Exercise requirements:
Extract, from the records beneath this instruction, each line that contains the word "手续费及佣金的现金".

Items listed in a dataset:
>> BEGIN
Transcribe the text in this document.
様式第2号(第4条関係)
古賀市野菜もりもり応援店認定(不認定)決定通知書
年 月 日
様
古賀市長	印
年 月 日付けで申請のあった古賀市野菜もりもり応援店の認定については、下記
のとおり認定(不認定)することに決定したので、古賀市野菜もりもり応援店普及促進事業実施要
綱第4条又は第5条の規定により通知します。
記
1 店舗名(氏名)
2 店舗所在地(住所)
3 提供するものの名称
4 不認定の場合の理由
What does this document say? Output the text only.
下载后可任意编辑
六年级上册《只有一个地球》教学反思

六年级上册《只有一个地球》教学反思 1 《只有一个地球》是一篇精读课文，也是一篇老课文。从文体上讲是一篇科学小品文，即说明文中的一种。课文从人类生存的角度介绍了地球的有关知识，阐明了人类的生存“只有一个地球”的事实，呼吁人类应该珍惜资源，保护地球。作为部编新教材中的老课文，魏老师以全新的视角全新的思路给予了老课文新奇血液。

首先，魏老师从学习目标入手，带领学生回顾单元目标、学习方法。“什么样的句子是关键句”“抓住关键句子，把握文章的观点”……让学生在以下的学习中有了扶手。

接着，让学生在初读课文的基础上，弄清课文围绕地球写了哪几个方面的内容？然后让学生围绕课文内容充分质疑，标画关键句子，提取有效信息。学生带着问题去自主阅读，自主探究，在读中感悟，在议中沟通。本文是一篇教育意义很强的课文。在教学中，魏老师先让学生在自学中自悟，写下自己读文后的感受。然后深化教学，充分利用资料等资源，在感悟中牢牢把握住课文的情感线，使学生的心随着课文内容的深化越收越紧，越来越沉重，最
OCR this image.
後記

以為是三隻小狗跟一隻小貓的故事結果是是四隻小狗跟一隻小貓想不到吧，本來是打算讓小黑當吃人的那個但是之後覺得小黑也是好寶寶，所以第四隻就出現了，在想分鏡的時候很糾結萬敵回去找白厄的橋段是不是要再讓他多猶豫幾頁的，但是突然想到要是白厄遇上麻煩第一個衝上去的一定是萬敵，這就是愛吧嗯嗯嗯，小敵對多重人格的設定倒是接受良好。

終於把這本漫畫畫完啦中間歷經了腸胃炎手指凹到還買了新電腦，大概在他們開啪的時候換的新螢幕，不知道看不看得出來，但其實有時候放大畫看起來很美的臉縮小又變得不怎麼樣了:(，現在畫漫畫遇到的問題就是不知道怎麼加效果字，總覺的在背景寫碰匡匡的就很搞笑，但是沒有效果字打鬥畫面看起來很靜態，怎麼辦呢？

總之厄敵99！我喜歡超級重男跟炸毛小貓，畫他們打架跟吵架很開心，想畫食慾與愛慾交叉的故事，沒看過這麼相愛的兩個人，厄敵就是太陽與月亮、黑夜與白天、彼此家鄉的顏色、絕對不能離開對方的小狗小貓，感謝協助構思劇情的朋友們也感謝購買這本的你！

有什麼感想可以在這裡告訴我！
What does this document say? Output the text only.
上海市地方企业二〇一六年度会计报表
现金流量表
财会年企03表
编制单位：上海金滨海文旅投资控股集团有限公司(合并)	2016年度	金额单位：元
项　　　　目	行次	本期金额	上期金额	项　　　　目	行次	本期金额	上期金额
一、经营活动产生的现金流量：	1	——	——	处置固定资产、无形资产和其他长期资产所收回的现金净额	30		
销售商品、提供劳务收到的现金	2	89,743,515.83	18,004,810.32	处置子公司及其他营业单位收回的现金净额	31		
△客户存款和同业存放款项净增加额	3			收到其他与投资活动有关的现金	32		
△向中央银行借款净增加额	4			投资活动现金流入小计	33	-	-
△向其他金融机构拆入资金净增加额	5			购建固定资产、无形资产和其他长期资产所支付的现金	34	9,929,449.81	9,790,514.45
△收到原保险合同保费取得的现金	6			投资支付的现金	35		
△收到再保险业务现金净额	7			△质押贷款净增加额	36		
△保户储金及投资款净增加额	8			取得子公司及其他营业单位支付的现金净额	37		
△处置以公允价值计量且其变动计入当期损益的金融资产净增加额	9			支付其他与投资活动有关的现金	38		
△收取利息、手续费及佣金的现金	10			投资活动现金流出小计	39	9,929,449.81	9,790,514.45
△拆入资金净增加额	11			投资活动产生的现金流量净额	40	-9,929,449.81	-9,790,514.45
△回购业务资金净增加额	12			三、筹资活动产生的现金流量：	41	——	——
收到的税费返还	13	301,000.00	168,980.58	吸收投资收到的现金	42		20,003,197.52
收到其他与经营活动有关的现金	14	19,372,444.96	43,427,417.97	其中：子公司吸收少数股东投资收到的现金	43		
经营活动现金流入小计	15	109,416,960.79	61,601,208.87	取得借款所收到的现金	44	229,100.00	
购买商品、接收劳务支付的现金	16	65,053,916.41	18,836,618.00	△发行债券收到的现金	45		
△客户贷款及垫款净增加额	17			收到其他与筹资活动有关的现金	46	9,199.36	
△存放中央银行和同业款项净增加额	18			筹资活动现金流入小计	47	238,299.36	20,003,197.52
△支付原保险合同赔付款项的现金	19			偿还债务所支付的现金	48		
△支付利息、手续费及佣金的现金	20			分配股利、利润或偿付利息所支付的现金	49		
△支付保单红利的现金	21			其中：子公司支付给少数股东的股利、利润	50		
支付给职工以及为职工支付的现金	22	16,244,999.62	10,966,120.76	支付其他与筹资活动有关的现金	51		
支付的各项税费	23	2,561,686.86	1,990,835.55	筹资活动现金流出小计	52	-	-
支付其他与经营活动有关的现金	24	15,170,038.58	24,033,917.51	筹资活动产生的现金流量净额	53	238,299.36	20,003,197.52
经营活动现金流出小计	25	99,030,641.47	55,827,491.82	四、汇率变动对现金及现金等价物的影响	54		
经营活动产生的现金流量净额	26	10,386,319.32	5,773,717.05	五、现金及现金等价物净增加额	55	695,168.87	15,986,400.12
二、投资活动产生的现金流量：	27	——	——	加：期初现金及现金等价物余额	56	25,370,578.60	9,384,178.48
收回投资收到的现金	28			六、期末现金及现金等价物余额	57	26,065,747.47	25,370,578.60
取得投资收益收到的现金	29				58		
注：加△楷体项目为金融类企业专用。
>> END
Response for this exercise:
△收取利息、手续费及佣金的现金	10			投资活动现金流出小计	39	9,929,449.81	9,790,514.45
△支付利息、手续费及佣金的现金	20			分配股利、利润或偿付利息所支付的现金	49		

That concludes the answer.